* [THE RECORDS]:
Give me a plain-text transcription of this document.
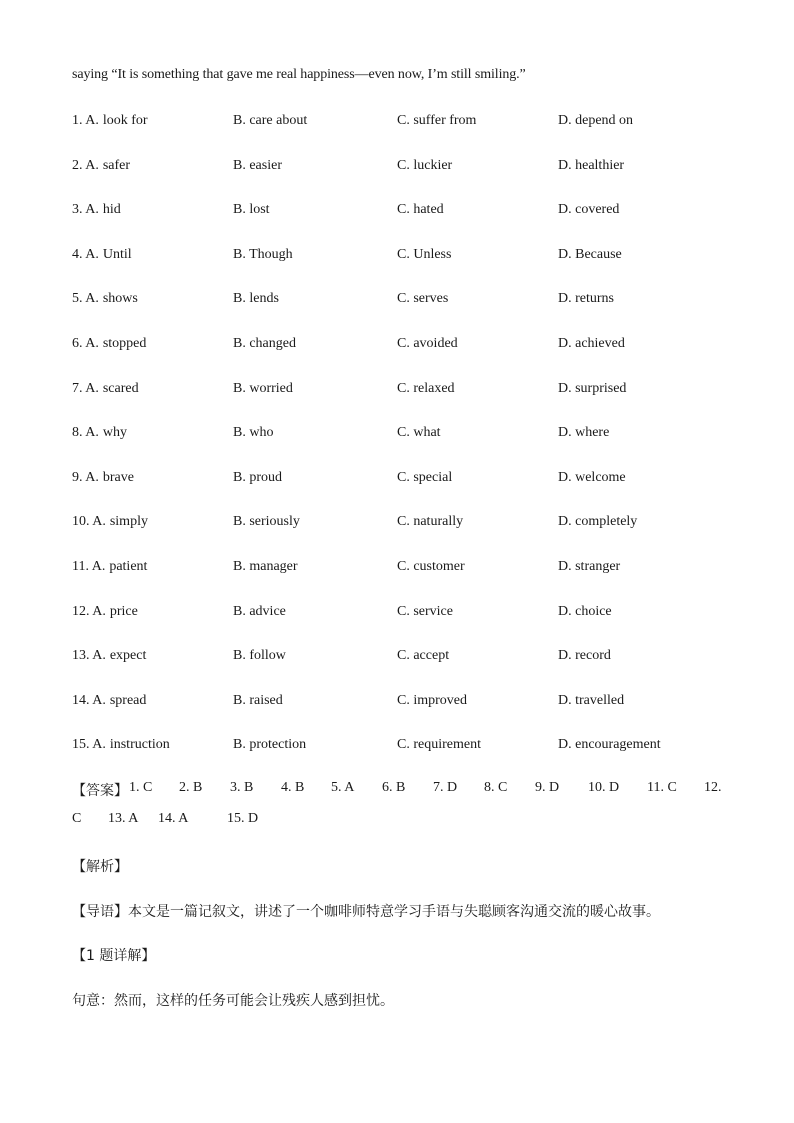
saying “It is something that gave me real happiness—even now, I’m still smiling.”
1. A. look for	B. care about	C. suffer from	D. depend on
2. A. safer	B. easier	C. luckier	D. healthier
3. A. hid	B. lost	C. hated	D. covered
4. A. Until	B. Though	C. Unless	D. Because
5. A. shows	B. lends	C. serves	D. returns
6. A. stopped	B. changed	C. avoided	D. achieved
7. A. scared	B. worried	C. relaxed	D. surprised
8. A. why	B. who	C. what	D. where
9. A. brave	B. proud	C. special	D. welcome
10. A. simply	B. seriously	C. naturally	D. completely
11. A. patient	B. manager	C. customer	D. stranger
12. A. price	B. advice	C. service	D. choice
13. A. expect	B. follow	C. accept	D. record
14. A. spread	B. raised	C. improved	D. travelled
15. A. instruction	B. protection	C. requirement	D. encouragement
【答案】 1. C 2. B 3. B 4. B 5. A 6. B 7. D 8. C 9. D 10. D 11. C 12.
C 13. A 14. A	15. D
【解析】
【导语】本文是一篇记叙文，讲述了一个咖啡师特意学习手语与失聪顾客沟通交流的暖心故事。
【1 题详解】
句意：然而，这样的任务可能会让残疾人感到担忧。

* [WHAT THE EXERCISE ASKS]:
Transcribe the full listing character for character. Pictures are excluded.

* [WRITTEN ANSWER]:
Give me a plain-text transcription of this document.
saying “It is something that gave me real happiness—even now, I’m still smiling.”
1. A. look for	B. care about	C. suffer from	D. depend on
2. A. safer	B. easier	C. luckier	D. healthier
3. A. hid	B. lost	C. hated	D. covered
4. A. Until	B. Though	C. Unless	D. Because
5. A. shows	B. lends	C. serves	D. returns
6. A. stopped	B. changed	C. avoided	D. achieved
7. A. scared	B. worried	C. relaxed	D. surprised
8. A. why	B. who	C. what	D. where
9. A. brave	B. proud	C. special	D. welcome
10. A. simply	B. seriously	C. naturally	D. completely
11. A. patient	B. manager	C. customer	D. stranger
12. A. price	B. advice	C. service	D. choice
13. A. expect	B. follow	C. accept	D. record
14. A. spread	B. raised	C. improved	D. travelled
15. A. instruction	B. protection	C. requirement	D. encouragement
【答案】 1. C 2. B 3. B 4. B 5. A 6. B 7. D 8. C 9. D 10. D 11. C 12.
C 13. A 14. A	15. D
【解析】
【导语】本文是一篇记叙文，讲述了一个咖啡师特意学习手语与失聪顾客沟通交流的暖心故事。
【1 题详解】
句意：然而，这样的任务可能会让残疾人感到担忧。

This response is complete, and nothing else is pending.